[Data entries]
-.-.-
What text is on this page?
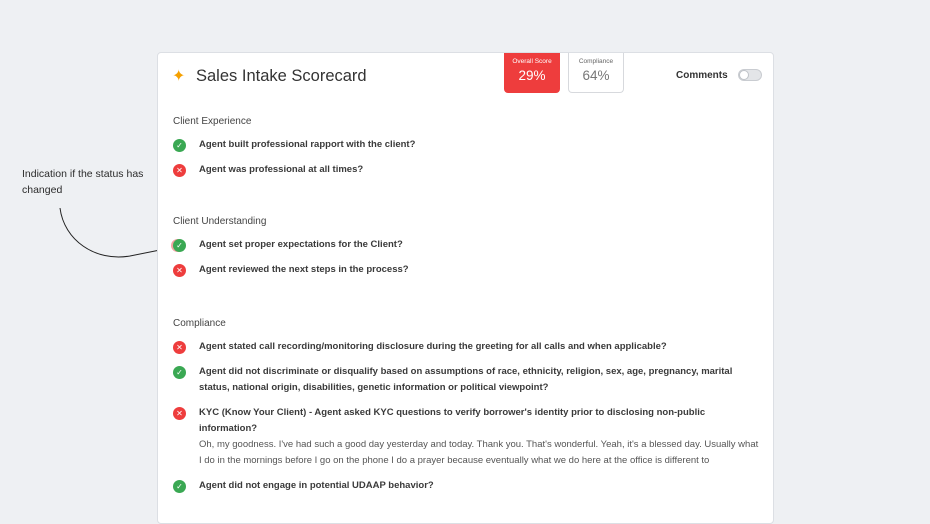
Indication if the status has changed
✦ Sales Intake Scorecard
Overall Score
29%
Compliance
64%	Comments
Client Experience
✓	Agent built professional rapport with the client?
✕	Agent was professional at all times?
Client Understanding
✓	Agent set proper expectations for the Client?
✕	Agent reviewed the next steps in the process?
Compliance
✕	Agent stated call recording/monitoring disclosure during the greeting for all calls and when applicable?
✓	Agent did not discriminate or disqualify based on assumptions of race, ethnicity, religion, sex, age, pregnancy, marital status, national origin, disabilities, genetic information or political viewpoint?
✕	KYC (Know Your Client) - Agent asked KYC questions to verify borrower's identity prior to disclosing non-public information?
Oh, my goodness. I've had such a good day yesterday and today. Thank you. That's wonderful. Yeah, it's a blessed day. Usually what I do in the mornings before I go on the phone I do a prayer because eventually what we do here at the office is different to
✓	Agent did not engage in potential UDAAP behavior?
-.-.-
* Job *
Repeat the material verbatim. Do not carry over any picture.

* Exercise response *
What text is on this page?
Indication if the status has changed
✦ Sales Intake Scorecard
Overall Score
29%
Compliance
64%	Comments
Client Experience
✓	Agent built professional rapport with the client?
✕	Agent was professional at all times?
Client Understanding
✓	Agent set proper expectations for the Client?
✕	Agent reviewed the next steps in the process?
Compliance
✕	Agent stated call recording/monitoring disclosure during the greeting for all calls and when applicable?
✓	Agent did not discriminate or disqualify based on assumptions of race, ethnicity, religion, sex, age, pregnancy, marital status, national origin, disabilities, genetic information or political viewpoint?
✕	KYC (Know Your Client) - Agent asked KYC questions to verify borrower's identity prior to disclosing non-public information?
Oh, my goodness. I've had such a good day yesterday and today. Thank you. That's wonderful. Yeah, it's a blessed day. Usually what I do in the mornings before I go on the phone I do a prayer because eventually what we do here at the office is different to
✓	Agent did not engage in potential UDAAP behavior?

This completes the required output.